Written request
Go through the material and write it all out exactly, minus the pictures.

Raw records:
■ ■ ■
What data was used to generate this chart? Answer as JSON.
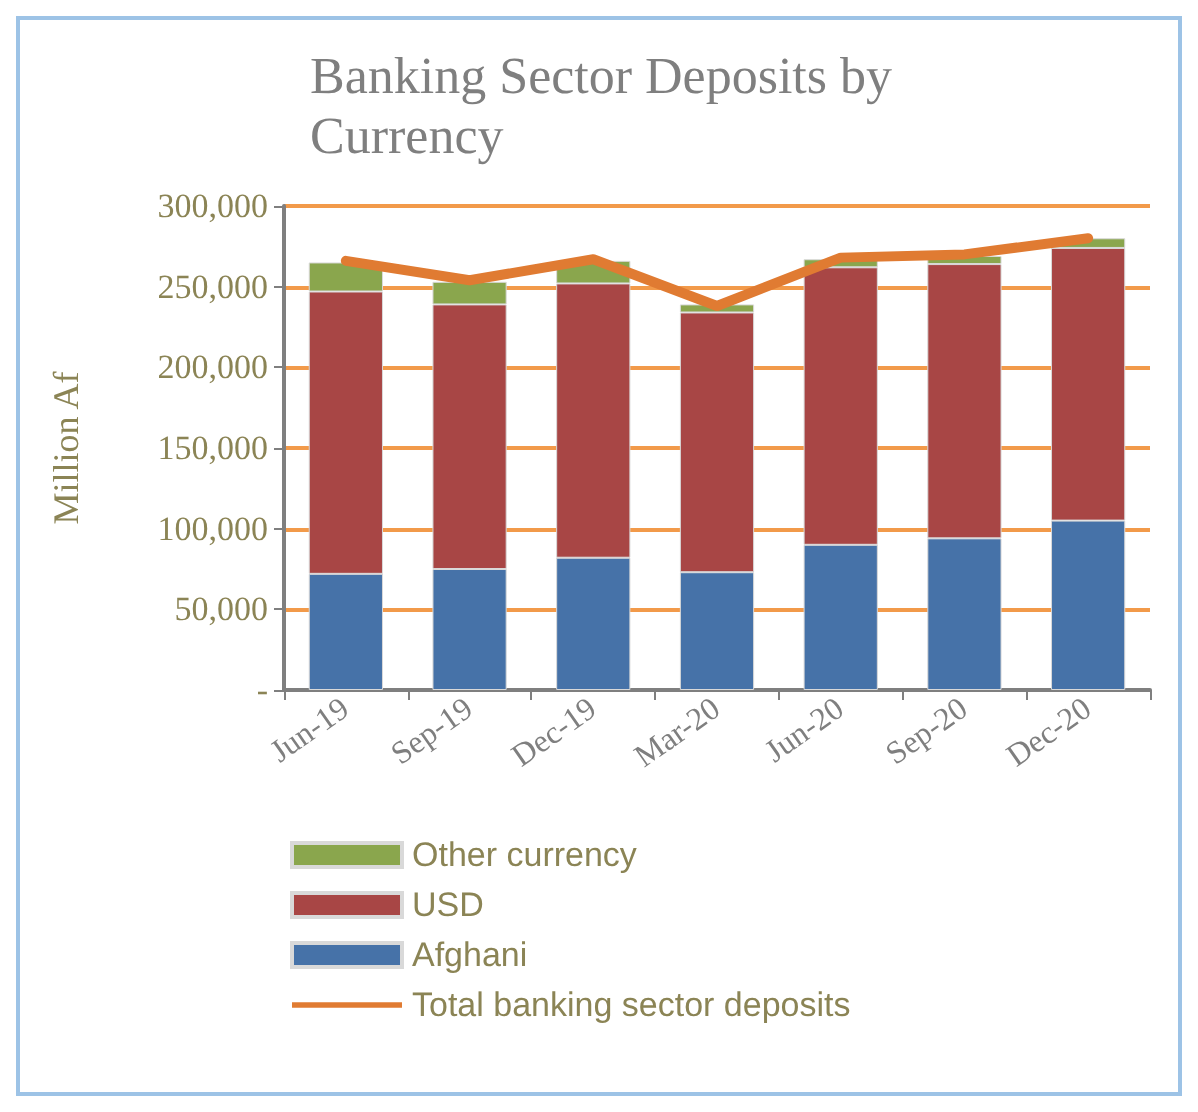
{
  "chart_data": {
    "type": "bar",
    "title": "Banking Sector Deposits by Currency",
    "ylabel": "Million Af",
    "categories": [
      "Jun-19",
      "Sep-19",
      "Dec-19",
      "Mar-20",
      "Jun-20",
      "Sep-20",
      "Dec-20"
    ],
    "stacked": true,
    "series": [
      {
        "name": "Afghani",
        "color": "#4672a8",
        "values": [
          72000,
          75000,
          82000,
          73000,
          90000,
          94000,
          105000
        ]
      },
      {
        "name": "USD",
        "color": "#a84645",
        "values": [
          175000,
          164000,
          170000,
          161000,
          172000,
          170000,
          169000
        ]
      },
      {
        "name": "Other currency",
        "color": "#8aa64d",
        "values": [
          18000,
          14000,
          14000,
          5000,
          5000,
          5000,
          6000
        ]
      },
      {
        "name": "Total banking sector deposits",
        "type": "line",
        "color": "#e07b32",
        "values": [
          266000,
          254000,
          267000,
          238000,
          268000,
          270000,
          280000
        ]
      }
    ],
    "ylim": [
      0,
      300000
    ],
    "yticks": [
      {
        "value": 0,
        "label": "-"
      },
      {
        "value": 50000,
        "label": "50,000"
      },
      {
        "value": 100000,
        "label": "100,000"
      },
      {
        "value": 150000,
        "label": "150,000"
      },
      {
        "value": 200000,
        "label": "200,000"
      },
      {
        "value": 250000,
        "label": "250,000"
      },
      {
        "value": 300000,
        "label": "300,000"
      }
    ],
    "grid": "y",
    "legend": "bottom",
    "marker": "none"
  }
}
■ ■ ■
Exercise output
What data was used to generate this chart? Answer as JSON.
{
  "chart_data": {
    "type": "bar",
    "title": "Banking Sector Deposits by Currency",
    "ylabel": "Million Af",
    "categories": [
      "Jun-19",
      "Sep-19",
      "Dec-19",
      "Mar-20",
      "Jun-20",
      "Sep-20",
      "Dec-20"
    ],
    "stacked": true,
    "series": [
      {
        "name": "Afghani",
        "color": "#4672a8",
        "values": [
          72000,
          75000,
          82000,
          73000,
          90000,
          94000,
          105000
        ]
      },
      {
        "name": "USD",
        "color": "#a84645",
        "values": [
          175000,
          164000,
          170000,
          161000,
          172000,
          170000,
          169000
        ]
      },
      {
        "name": "Other currency",
        "color": "#8aa64d",
        "values": [
          18000,
          14000,
          14000,
          5000,
          5000,
          5000,
          6000
        ]
      },
      {
        "name": "Total banking sector deposits",
        "type": "line",
        "color": "#e07b32",
        "values": [
          266000,
          254000,
          267000,
          238000,
          268000,
          270000,
          280000
        ]
      }
    ],
    "ylim": [
      0,
      300000
    ],
    "yticks": [
      {
        "value": 0,
        "label": "-"
      },
      {
        "value": 50000,
        "label": "50,000"
      },
      {
        "value": 100000,
        "label": "100,000"
      },
      {
        "value": 150000,
        "label": "150,000"
      },
      {
        "value": 200000,
        "label": "200,000"
      },
      {
        "value": 250000,
        "label": "250,000"
      },
      {
        "value": 300000,
        "label": "300,000"
      }
    ],
    "grid": "y",
    "legend": "bottom",
    "marker": "none"
  }
}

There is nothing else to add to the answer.